Copy out each line of the material below with no changes.

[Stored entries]
— BEGIN —
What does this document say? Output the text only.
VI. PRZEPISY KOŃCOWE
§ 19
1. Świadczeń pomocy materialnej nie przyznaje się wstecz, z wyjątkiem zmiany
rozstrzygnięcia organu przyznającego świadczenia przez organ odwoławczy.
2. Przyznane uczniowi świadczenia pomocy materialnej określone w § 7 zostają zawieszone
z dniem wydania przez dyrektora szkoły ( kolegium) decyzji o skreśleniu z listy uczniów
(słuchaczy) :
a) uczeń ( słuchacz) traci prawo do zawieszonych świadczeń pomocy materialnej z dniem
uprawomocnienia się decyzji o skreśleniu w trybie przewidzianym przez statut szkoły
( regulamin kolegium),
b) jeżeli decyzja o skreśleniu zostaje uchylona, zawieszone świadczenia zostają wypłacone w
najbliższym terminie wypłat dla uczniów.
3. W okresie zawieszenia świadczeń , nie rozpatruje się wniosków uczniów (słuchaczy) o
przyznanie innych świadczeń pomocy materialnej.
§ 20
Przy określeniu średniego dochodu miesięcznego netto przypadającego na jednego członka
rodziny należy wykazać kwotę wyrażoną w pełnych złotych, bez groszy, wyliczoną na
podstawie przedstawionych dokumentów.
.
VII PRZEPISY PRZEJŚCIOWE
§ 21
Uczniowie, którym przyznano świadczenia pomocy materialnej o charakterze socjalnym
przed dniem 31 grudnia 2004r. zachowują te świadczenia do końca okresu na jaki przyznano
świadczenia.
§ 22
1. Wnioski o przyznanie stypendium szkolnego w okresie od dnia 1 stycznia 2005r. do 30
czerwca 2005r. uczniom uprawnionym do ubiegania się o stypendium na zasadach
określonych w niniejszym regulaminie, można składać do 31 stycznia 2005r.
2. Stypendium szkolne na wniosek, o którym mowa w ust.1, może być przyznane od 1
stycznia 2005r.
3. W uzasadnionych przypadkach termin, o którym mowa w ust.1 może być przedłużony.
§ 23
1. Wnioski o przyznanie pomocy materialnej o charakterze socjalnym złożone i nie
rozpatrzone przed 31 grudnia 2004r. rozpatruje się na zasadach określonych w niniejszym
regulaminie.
— END —
## THE RESULT
What does this document say? Output the text only.
VI. PRZEPISY KOŃCOWE
§ 19
1. Świadczeń pomocy materialnej nie przyznaje się wstecz, z wyjątkiem zmiany
rozstrzygnięcia organu przyznającego świadczenia przez organ odwoławczy.
2. Przyznane uczniowi świadczenia pomocy materialnej określone w § 7 zostają zawieszone
z dniem wydania przez dyrektora szkoły ( kolegium) decyzji o skreśleniu z listy uczniów
(słuchaczy) :
a) uczeń ( słuchacz) traci prawo do zawieszonych świadczeń pomocy materialnej z dniem
uprawomocnienia się decyzji o skreśleniu w trybie przewidzianym przez statut szkoły
( regulamin kolegium),
b) jeżeli decyzja o skreśleniu zostaje uchylona, zawieszone świadczenia zostają wypłacone w
najbliższym terminie wypłat dla uczniów.
3. W okresie zawieszenia świadczeń , nie rozpatruje się wniosków uczniów (słuchaczy) o
przyznanie innych świadczeń pomocy materialnej.
§ 20
Przy określeniu średniego dochodu miesięcznego netto przypadającego na jednego członka
rodziny należy wykazać kwotę wyrażoną w pełnych złotych, bez groszy, wyliczoną na
podstawie przedstawionych dokumentów.
.
VII PRZEPISY PRZEJŚCIOWE
§ 21
Uczniowie, którym przyznano świadczenia pomocy materialnej o charakterze socjalnym
przed dniem 31 grudnia 2004r. zachowują te świadczenia do końca okresu na jaki przyznano
świadczenia.
§ 22
1. Wnioski o przyznanie stypendium szkolnego w okresie od dnia 1 stycznia 2005r. do 30
czerwca 2005r. uczniom uprawnionym do ubiegania się o stypendium na zasadach
określonych w niniejszym regulaminie, można składać do 31 stycznia 2005r.
2. Stypendium szkolne na wniosek, o którym mowa w ust.1, może być przyznane od 1
stycznia 2005r.
3. W uzasadnionych przypadkach termin, o którym mowa w ust.1 może być przedłużony.
§ 23
1. Wnioski o przyznanie pomocy materialnej o charakterze socjalnym złożone i nie
rozpatrzone przed 31 grudnia 2004r. rozpatruje się na zasadach określonych w niniejszym
regulaminie.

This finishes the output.